-- Start --

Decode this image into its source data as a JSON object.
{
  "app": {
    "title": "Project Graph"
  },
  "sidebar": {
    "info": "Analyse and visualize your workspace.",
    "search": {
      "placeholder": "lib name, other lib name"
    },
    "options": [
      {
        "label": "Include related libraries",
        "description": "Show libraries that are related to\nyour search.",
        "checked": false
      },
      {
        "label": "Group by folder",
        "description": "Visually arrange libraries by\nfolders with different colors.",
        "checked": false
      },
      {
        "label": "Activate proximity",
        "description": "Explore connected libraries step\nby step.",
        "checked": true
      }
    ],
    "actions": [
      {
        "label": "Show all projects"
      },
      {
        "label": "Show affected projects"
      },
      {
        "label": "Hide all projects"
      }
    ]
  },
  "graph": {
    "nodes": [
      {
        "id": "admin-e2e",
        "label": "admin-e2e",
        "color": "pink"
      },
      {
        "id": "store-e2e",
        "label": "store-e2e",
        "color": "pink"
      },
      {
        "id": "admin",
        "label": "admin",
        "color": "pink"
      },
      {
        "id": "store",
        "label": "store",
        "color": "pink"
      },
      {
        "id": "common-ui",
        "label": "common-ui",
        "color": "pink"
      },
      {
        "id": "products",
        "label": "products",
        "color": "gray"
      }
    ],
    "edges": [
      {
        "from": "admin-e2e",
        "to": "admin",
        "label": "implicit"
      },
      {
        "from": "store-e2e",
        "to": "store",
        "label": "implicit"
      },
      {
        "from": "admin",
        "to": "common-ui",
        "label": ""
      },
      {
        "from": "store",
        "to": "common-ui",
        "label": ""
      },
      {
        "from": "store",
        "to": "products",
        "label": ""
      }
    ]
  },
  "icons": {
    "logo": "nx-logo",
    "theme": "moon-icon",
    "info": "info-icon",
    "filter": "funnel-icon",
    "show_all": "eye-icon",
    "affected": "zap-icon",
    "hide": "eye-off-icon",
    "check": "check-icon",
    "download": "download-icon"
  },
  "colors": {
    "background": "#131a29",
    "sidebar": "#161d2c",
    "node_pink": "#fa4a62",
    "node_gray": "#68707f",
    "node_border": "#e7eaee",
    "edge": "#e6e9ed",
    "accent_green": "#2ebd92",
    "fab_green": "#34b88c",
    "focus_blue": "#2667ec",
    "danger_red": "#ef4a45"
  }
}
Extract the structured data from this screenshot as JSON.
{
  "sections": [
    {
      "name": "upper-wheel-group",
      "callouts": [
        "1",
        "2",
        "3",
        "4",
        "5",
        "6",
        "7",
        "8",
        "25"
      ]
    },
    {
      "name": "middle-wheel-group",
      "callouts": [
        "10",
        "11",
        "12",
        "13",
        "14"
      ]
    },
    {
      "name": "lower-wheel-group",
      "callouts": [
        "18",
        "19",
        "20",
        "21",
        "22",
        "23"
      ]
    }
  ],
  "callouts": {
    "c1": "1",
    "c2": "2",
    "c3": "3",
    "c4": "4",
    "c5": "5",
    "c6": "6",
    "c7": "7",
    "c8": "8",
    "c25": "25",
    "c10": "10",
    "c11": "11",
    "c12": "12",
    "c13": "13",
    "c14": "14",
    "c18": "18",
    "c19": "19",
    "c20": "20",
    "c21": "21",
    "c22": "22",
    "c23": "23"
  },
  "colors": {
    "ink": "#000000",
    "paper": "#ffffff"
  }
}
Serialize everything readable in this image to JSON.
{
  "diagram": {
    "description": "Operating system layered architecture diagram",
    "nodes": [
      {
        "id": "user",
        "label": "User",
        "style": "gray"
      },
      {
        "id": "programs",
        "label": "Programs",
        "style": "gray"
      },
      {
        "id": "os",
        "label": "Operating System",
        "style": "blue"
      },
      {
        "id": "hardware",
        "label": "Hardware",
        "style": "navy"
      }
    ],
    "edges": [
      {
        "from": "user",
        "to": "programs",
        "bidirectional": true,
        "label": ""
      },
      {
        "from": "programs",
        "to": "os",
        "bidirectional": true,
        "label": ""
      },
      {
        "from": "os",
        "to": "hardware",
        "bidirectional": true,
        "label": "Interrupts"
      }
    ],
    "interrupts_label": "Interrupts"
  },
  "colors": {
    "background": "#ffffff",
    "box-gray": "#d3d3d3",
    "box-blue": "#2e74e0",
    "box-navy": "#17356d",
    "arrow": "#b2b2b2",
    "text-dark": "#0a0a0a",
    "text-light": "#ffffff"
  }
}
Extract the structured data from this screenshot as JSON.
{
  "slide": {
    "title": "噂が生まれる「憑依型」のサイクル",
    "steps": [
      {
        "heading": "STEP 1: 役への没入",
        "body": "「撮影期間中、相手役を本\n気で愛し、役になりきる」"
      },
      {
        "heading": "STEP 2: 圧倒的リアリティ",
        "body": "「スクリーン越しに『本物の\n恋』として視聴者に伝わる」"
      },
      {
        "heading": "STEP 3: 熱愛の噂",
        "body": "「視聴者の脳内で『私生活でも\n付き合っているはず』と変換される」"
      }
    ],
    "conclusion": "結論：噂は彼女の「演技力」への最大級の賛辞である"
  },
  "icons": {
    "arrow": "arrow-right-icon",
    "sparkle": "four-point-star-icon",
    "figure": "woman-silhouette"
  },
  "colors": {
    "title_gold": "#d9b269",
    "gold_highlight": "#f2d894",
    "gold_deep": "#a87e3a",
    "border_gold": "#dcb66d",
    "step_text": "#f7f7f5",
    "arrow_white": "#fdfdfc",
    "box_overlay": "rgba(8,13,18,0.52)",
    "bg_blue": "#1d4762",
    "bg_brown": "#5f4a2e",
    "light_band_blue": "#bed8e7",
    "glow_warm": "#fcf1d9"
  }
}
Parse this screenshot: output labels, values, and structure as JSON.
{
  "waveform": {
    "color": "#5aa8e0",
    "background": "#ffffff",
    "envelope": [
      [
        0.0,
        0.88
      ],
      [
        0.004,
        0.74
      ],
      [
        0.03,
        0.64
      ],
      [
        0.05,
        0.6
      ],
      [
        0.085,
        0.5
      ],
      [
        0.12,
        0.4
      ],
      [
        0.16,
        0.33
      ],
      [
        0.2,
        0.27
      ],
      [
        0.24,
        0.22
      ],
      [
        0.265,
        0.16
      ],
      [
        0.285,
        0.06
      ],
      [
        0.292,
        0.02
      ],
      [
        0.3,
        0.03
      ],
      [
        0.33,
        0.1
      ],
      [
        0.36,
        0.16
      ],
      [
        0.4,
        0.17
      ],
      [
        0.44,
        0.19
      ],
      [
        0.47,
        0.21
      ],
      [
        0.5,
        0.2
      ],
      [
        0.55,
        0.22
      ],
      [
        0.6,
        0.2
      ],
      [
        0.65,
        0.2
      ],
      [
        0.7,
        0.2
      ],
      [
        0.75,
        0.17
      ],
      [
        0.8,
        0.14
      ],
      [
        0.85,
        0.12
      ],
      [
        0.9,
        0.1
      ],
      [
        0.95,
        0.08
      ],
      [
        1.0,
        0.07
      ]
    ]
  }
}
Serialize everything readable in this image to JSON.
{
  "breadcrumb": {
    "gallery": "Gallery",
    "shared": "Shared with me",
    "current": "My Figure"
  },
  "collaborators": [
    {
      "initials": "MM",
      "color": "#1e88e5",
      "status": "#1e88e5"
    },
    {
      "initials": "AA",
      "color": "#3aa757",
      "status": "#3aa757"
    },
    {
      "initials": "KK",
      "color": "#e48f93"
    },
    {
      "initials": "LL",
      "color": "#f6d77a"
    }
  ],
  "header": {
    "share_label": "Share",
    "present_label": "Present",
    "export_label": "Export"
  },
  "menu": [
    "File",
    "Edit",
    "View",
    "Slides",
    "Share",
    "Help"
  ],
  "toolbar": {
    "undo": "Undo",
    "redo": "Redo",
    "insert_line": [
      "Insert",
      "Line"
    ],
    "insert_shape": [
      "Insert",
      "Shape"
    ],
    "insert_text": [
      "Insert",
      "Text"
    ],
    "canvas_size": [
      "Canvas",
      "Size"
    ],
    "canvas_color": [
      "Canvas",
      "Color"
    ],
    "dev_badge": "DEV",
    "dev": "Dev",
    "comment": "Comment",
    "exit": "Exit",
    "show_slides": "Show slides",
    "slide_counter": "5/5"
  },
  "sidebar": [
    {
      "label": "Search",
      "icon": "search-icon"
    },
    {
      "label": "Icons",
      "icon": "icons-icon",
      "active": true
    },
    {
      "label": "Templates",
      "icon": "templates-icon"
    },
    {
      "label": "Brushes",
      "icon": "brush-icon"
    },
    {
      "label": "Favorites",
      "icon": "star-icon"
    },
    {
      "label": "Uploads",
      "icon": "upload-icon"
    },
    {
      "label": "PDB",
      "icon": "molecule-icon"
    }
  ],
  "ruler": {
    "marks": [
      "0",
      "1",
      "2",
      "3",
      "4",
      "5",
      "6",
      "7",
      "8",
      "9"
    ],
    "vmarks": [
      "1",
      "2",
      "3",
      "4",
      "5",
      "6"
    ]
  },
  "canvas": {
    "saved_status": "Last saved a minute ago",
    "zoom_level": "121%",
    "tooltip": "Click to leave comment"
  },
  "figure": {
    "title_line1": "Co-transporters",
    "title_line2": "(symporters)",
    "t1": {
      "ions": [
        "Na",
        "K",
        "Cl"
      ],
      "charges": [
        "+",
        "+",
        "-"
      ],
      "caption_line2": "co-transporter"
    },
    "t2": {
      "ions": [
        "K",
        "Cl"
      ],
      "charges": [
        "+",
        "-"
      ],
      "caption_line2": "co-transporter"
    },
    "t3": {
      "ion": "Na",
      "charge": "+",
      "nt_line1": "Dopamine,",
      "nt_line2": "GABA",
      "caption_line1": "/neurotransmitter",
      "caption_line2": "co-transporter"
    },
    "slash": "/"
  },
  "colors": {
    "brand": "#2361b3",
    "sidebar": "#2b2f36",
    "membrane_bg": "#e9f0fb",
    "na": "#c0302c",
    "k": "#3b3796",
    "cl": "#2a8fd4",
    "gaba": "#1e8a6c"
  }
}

-- End --

# THE TASK:
Go through the listing above and work out how many lines contain the string "libraries". Reply with the number alone.

# RESULT:
4